RECENSIONI

Enrico Marcorè

Anthropology Department, School of Social Science, King’s College, Aberdeen, AB243QY (U.K.)

Table of Contents

Bibliografia

Sandrine Revet, Julien Langumier Governing Disasters: Beyond Risk Culture, NY, Palgrave Macmillan, 2015, pp. 250

Apparso per la prima volta in francese nel 2013 il libro Governing Disaster: Beyond Risk Culture, edito da Sandrine Revet e Julien Langumier, è stato tradotto in inglese e pubblicato da Palgrave Macmillan nel Marzo 2015. Si tratta di un’opera collettanea, cui partecipano cinque antropologi, due sociologi e uno storico che si fanno promotori di un dialogo interdisciplinare innovativo nell’ambito dello studio di calamità di origine sia tecnologica sia naturale.

L’assunto del libro, sul quale si basa la comparazione alimentata da sei studi di caso, sta nel considerare la catastrofe come un agente piuttosto che come un oggetto di analisi a sé stante. In questa veste il disastro permette di aprire varchi interessanti per distinguere dinamiche di varia natura le quali, spesso nascoste in condizioni normali, sono attivate o svelate da eventi straordinari (Oliver-Smith 1986).

Lungi dal voler essere un testo propedeutico alla gestione tecnica dei disastri, la raccolta scava nella modellazione socio-politica dell’evento disastroso, rintracciandone le origini, le conseguenze potenziali, le interrelazioni contingenti e soprattutto le negoziazioni di senso. Il sottotitolo, presente solo nella versione inglese, evidenzia lo scopo dichiarato del libro: contribuire al superamento della “cultura del rischio”. In genere, con questo concetto s’intende quel “discorso” coercitivo in senso foucaultiano (Foucault 1971) che le istituzioni – in presenza o meno di un disastro – utilizzano per differenziare le pratiche rischiose da quelle che non lo sono, con la finalità implicita di governare la popolazione. Da questa lettura si deduce che governare i disastri vorrebbe anche dire controllare la produzione del discorso sul rischio nell’intento di delimitare il campo di azione in cui alcune pratiche sociali possono essere incluse in quanto appropriate, a discapito di altre.

§ **Da fare**:
a) Riscrivi le voci dall'inizio fino alla riga che contiene "letter-cell-r15c12: A <box>386", inclusa, sostituendo "element" con "item" e lasciando invariato tutto il resto.
b) Prosegui la recensione del libro Governing Disasters partendo subito dopo l'ultima frase riportata.

§ **Dati archiviati**:
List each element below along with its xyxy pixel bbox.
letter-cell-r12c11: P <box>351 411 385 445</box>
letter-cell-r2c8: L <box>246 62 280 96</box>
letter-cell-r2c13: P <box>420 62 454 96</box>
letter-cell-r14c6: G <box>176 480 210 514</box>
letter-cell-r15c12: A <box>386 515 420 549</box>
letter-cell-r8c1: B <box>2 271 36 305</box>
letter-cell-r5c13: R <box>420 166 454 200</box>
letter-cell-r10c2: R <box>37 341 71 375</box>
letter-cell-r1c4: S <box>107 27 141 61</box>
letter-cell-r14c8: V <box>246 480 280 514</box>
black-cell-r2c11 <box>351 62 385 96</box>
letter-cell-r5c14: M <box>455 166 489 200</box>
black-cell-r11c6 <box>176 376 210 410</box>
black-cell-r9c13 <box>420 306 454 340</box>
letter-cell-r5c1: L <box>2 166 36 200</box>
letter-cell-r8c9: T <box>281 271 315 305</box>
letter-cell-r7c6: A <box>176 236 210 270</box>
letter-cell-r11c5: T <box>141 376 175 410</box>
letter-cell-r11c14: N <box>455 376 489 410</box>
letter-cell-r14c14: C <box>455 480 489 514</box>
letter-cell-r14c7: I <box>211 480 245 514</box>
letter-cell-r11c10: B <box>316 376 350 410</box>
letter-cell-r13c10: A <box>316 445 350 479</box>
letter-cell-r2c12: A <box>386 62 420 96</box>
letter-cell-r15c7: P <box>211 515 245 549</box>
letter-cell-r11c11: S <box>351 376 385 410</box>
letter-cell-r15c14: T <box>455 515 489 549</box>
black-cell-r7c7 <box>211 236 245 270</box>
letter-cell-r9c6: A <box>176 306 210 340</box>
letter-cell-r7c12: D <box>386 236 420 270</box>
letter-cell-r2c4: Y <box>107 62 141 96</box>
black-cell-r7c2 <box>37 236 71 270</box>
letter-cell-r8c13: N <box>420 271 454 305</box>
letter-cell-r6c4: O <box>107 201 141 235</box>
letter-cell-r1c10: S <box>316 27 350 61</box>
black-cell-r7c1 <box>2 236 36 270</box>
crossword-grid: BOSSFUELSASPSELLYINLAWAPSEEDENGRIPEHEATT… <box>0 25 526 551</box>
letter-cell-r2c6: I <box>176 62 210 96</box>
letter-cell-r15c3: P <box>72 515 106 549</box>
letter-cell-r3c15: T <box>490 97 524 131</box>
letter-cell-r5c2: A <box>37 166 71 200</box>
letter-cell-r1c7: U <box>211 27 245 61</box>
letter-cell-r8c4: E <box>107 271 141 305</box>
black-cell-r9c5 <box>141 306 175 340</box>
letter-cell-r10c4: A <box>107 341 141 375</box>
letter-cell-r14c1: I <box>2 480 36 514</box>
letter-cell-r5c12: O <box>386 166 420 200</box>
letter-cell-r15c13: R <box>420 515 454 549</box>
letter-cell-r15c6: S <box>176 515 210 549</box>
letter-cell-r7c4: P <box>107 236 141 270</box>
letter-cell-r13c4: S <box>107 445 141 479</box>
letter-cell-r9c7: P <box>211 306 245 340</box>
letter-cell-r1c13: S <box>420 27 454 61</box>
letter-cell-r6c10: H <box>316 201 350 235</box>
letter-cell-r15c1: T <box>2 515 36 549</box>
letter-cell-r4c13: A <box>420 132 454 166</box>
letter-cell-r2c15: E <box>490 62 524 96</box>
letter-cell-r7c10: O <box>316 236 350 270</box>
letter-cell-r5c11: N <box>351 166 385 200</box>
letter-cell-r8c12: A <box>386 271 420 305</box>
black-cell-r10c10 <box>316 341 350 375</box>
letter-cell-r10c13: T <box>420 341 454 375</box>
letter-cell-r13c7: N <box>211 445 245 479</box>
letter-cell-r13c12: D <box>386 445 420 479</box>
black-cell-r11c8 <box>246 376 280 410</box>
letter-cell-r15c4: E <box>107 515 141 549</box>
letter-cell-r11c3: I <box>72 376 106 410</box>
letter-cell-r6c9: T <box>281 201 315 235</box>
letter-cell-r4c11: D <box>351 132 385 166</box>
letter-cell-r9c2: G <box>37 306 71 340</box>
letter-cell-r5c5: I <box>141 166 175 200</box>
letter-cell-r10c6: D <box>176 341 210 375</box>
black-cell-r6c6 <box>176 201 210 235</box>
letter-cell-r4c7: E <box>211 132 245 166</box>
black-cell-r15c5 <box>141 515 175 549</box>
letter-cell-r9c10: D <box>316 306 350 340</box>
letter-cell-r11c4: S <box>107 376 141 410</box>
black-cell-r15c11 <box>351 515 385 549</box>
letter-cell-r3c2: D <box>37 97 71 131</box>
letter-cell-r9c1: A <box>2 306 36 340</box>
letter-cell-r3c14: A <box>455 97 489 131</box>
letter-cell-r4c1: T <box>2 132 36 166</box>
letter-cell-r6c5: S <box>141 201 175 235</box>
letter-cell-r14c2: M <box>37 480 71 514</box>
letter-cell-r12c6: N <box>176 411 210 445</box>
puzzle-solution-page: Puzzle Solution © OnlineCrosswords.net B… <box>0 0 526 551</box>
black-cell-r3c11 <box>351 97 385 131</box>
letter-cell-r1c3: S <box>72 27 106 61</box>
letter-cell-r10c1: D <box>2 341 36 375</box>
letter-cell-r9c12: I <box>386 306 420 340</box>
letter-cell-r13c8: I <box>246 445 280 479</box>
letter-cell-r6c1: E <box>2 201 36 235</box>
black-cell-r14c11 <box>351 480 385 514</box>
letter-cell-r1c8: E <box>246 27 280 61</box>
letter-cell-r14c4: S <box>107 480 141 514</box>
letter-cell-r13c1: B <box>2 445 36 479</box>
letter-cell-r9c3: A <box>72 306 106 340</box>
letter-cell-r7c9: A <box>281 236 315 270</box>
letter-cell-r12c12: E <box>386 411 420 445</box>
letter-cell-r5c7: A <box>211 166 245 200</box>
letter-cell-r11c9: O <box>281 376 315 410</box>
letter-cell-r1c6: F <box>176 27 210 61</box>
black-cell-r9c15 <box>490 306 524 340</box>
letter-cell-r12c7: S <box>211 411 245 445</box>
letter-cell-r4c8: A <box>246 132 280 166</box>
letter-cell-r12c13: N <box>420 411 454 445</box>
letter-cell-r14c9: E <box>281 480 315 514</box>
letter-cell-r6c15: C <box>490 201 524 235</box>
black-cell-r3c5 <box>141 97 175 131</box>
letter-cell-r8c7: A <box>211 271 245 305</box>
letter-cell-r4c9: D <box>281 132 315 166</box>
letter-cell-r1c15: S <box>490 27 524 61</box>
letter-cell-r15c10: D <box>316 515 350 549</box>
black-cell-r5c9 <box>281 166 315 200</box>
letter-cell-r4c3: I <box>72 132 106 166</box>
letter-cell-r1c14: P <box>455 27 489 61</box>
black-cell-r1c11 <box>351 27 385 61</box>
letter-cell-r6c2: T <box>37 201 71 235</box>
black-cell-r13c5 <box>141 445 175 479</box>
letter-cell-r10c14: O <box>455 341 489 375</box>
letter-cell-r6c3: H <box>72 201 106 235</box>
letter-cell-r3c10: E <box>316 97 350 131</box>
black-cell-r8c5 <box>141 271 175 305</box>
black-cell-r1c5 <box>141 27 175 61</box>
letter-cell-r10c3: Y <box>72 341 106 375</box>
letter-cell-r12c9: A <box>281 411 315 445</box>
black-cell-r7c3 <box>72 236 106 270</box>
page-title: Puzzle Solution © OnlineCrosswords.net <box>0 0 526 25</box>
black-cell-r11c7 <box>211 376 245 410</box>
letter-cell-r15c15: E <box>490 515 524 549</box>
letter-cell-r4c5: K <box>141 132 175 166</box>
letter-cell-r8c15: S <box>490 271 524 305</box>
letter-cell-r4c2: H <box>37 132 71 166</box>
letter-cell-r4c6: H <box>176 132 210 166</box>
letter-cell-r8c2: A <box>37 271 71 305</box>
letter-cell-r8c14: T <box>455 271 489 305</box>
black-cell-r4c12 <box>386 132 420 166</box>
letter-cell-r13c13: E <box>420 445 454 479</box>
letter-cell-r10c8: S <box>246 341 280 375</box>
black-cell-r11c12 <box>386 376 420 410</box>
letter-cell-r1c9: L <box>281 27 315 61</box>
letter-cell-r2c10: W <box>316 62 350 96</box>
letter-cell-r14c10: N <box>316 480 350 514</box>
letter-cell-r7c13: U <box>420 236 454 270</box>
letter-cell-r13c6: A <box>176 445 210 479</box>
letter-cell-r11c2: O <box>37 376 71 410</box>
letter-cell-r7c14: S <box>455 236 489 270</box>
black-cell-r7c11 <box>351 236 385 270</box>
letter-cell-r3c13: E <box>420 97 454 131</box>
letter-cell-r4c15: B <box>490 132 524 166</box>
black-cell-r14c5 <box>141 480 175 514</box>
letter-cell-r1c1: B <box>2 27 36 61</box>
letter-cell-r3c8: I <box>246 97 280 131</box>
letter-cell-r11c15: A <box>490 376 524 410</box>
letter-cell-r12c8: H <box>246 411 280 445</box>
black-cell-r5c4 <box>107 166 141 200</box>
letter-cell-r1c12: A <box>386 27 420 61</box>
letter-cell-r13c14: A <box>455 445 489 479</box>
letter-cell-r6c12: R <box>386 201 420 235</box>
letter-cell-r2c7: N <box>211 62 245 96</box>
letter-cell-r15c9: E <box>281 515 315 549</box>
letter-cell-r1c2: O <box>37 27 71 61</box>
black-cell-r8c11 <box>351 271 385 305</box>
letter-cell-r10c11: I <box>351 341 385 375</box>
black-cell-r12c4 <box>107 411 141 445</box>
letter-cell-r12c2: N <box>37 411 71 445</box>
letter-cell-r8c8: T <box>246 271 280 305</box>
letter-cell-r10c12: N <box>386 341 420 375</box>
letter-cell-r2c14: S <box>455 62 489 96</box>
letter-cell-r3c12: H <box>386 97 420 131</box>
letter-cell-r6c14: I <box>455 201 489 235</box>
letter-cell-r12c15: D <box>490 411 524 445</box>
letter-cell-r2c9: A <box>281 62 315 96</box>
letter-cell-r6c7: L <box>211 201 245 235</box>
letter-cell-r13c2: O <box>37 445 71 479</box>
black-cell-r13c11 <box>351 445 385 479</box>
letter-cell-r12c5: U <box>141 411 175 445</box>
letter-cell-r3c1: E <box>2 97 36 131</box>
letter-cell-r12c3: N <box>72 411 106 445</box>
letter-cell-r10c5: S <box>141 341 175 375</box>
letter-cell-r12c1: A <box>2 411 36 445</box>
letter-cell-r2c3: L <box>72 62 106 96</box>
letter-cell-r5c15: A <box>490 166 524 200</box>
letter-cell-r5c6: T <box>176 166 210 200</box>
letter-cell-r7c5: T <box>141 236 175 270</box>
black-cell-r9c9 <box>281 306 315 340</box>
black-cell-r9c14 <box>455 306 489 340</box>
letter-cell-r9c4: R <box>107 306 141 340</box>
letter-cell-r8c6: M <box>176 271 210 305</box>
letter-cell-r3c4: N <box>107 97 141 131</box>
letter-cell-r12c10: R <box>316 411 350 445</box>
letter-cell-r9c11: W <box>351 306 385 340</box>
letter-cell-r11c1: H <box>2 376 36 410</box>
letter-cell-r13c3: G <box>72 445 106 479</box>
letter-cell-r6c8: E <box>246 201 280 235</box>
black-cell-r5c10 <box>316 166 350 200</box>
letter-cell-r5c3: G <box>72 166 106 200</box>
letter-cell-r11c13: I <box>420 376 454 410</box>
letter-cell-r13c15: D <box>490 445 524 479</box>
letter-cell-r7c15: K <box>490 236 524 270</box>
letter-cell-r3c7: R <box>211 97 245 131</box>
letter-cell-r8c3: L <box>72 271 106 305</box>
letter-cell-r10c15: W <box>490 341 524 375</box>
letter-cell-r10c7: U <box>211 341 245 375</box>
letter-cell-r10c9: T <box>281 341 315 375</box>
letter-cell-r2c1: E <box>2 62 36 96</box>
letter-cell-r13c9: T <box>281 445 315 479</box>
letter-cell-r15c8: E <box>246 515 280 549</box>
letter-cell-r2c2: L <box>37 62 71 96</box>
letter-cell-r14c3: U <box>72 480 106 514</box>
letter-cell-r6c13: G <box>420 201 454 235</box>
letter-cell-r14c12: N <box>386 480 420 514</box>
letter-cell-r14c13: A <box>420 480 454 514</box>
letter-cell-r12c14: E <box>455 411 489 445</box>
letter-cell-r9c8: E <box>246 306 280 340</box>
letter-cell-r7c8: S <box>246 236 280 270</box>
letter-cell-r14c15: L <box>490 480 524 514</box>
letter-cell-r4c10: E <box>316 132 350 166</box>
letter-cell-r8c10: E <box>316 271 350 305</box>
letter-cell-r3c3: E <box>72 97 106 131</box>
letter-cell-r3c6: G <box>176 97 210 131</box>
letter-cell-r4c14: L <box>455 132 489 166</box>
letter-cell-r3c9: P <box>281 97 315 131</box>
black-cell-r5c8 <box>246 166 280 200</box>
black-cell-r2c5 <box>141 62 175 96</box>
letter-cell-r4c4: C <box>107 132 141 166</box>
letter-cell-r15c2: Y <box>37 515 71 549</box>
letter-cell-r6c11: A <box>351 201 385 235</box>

§ **Esiti per compito**:
a)
List each item below along with its xyxy pixel bbox.
letter-cell-r12c11: P <box>351 411 385 445</box>
letter-cell-r2c8: L <box>246 62 280 96</box>
letter-cell-r2c13: P <box>420 62 454 96</box>
letter-cell-r14c6: G <box>176 480 210 514</box>
letter-cell-r15c12: A <box>386 515 420 549</box>

b)
Percezione e azione dunque. Il libro si snoda tra i due contesti in un andirivieni di richiami, col tentativo di evidenziare le pratiche concrete attraverso le quali determinate percezioni assumono senso collettivo. “Come percepiamo il pericolo?” (Douglas 1991). Se volessimo riproporre questa domanda – basilare per lo studio antropologico dei rischi, e di conseguenza dei disastri – considerando il taglio analitico del libro, dovremmo dire: come interagiamo socialmente per produrre il discorso sul rischio? E quali forze sono messe in campo per stabilire determinate letture del disastro? Sembrano le questioni fondamentali cui i vari contributi tentano di rispondere.

Nella prima parte, lo storico Marc Elie e l’antropologo Frederic Keck si occupano di “anticipazione, preparazione e controversie”, riflettendo sulla costruzione sociale di quegli apparati preventivi che riproducono il discorso tecno-scientifico della “società del rischio” (Beck 1992). Nella seconda, i lavori etnografici di Mara Benadusi e Julien Langumier mostrano i risvolti politici connessi agli interventi basati sull’idea di “partecipazione e consultazione”, analizzando rispettivamente la fase post-emergenziale seguita allo tsunami in Sri Lanka e la gestione pubblica dei piani di inondazione nella valle del Rodano, in Francia. Nella terza parte del volume, infine, l’antropologa svedese Susann Ullberg e la sociologa italiana Laura Centemeri esplorano “questioni di memoria”, attraverso la ricognizione diacronica del lavorio di (ri)costruzione socio-simbolica che si mette in moto dopo l’evento disastroso, influendo sia sulla sfera pubblica che su quella privata.

Le tre aree tematiche sono accomunate dalla critica alla “cultura del rischio”, resa esplicita nel testo grazie alla descrizione dei piani di prevenzione (area 1), partecipazione (area 2) e commemorazione (area 3) che da essa derivano. In questa direzione, la funzione comparativa del volume s’interseca con quella descrittiva e i vari studi di caso assumono la forma di racconti di esperienze etnograficamente dense, le quali prendono valore all’ombra del discorso ufficiale del rischio, proprio nell’orizzonte del vissuto della catastrofe. Così, data l’eccezionalità di ogni disastro e la conseguente peculiarità della relativa descrizione, l’interesse del volume va ricercato nei vari saggi letti singolarmente.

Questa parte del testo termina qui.